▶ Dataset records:
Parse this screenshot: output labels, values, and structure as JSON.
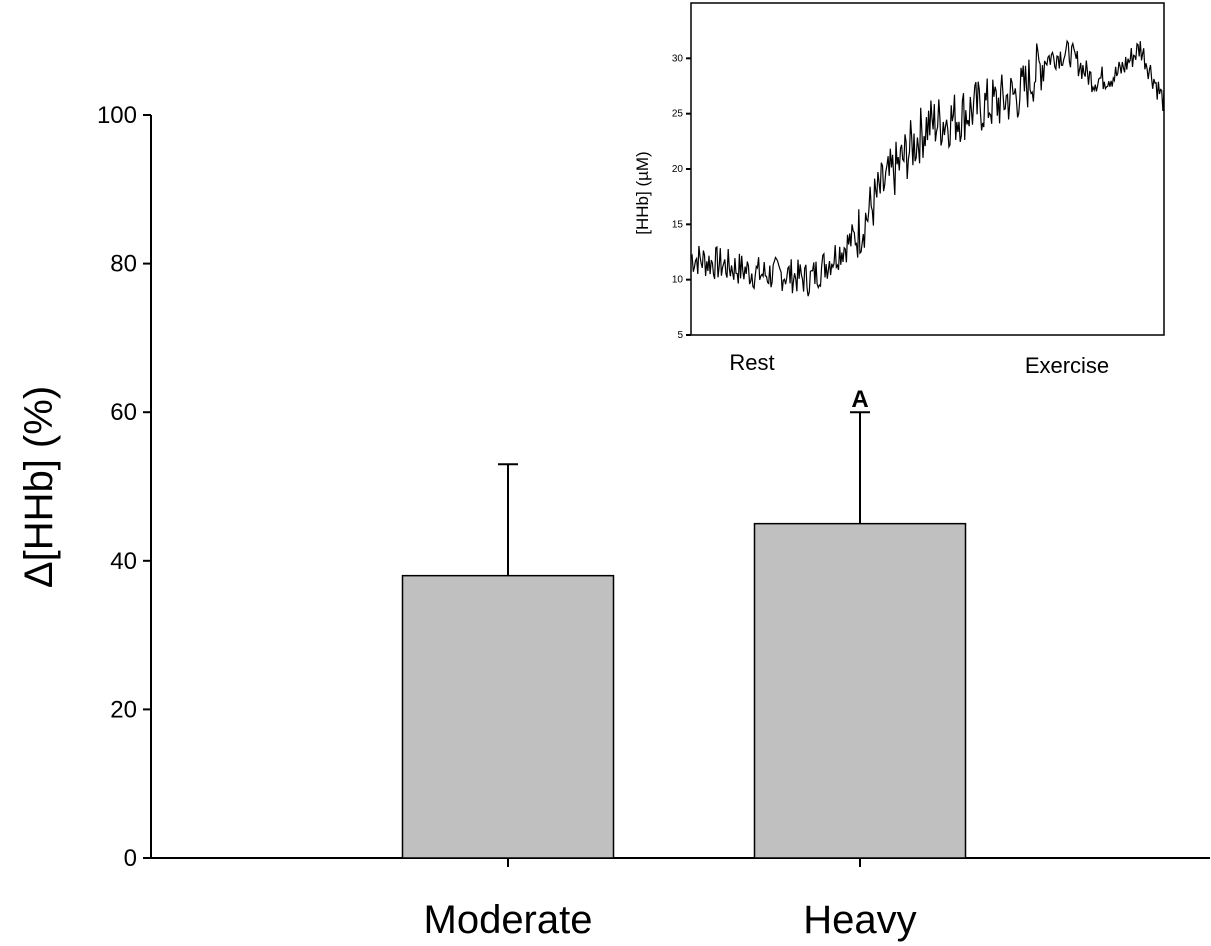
{
  "chart_data": [
    {
      "type": "bar",
      "categories": [
        "Moderate",
        "Heavy"
      ],
      "values": [
        38,
        45
      ],
      "error_upper": [
        53,
        60
      ],
      "annotations": [
        {
          "category": "Heavy",
          "text": "A"
        }
      ],
      "ylabel": "Δ[HHb] (%)",
      "ylim": [
        0,
        100
      ],
      "yticks": [
        "0",
        "20",
        "40",
        "60",
        "80",
        "100"
      ],
      "colors": {
        "bar_fill": "#c0c0c0",
        "stroke": "#000000"
      }
    },
    {
      "type": "line",
      "ylabel": "[HHb] (µM)",
      "ylim": [
        5,
        35
      ],
      "yticks": [
        "5",
        "10",
        "15",
        "20",
        "25",
        "30"
      ],
      "x_labels": [
        "Rest",
        "Exercise"
      ],
      "x": [
        0,
        0.05,
        0.1,
        0.15,
        0.2,
        0.25,
        0.3,
        0.35,
        0.4,
        0.45,
        0.5,
        0.55,
        0.6,
        0.65,
        0.7,
        0.75,
        0.8,
        0.85,
        0.9,
        0.95,
        1.0
      ],
      "y": [
        12,
        11.5,
        11,
        10.5,
        10.5,
        10,
        12,
        14,
        18,
        21,
        24,
        24.5,
        25.5,
        26,
        27,
        30,
        30.5,
        28,
        28.5,
        31,
        26
      ]
    }
  ]
}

▶ STATED PROBLEM: Without the images, write out each line of the data verbatim.

▶ CORRECT RESPONSE:
Parse this screenshot: output labels, values, and structure as JSON.
{
  "chart_data": [
    {
      "type": "bar",
      "categories": [
        "Moderate",
        "Heavy"
      ],
      "values": [
        38,
        45
      ],
      "error_upper": [
        53,
        60
      ],
      "annotations": [
        {
          "category": "Heavy",
          "text": "A"
        }
      ],
      "ylabel": "Δ[HHb] (%)",
      "ylim": [
        0,
        100
      ],
      "yticks": [
        "0",
        "20",
        "40",
        "60",
        "80",
        "100"
      ],
      "colors": {
        "bar_fill": "#c0c0c0",
        "stroke": "#000000"
      }
    },
    {
      "type": "line",
      "ylabel": "[HHb] (µM)",
      "ylim": [
        5,
        35
      ],
      "yticks": [
        "5",
        "10",
        "15",
        "20",
        "25",
        "30"
      ],
      "x_labels": [
        "Rest",
        "Exercise"
      ],
      "x": [
        0,
        0.05,
        0.1,
        0.15,
        0.2,
        0.25,
        0.3,
        0.35,
        0.4,
        0.45,
        0.5,
        0.55,
        0.6,
        0.65,
        0.7,
        0.75,
        0.8,
        0.85,
        0.9,
        0.95,
        1.0
      ],
      "y": [
        12,
        11.5,
        11,
        10.5,
        10.5,
        10,
        12,
        14,
        18,
        21,
        24,
        24.5,
        25.5,
        26,
        27,
        30,
        30.5,
        28,
        28.5,
        31,
        26
      ]
    }
  ]
}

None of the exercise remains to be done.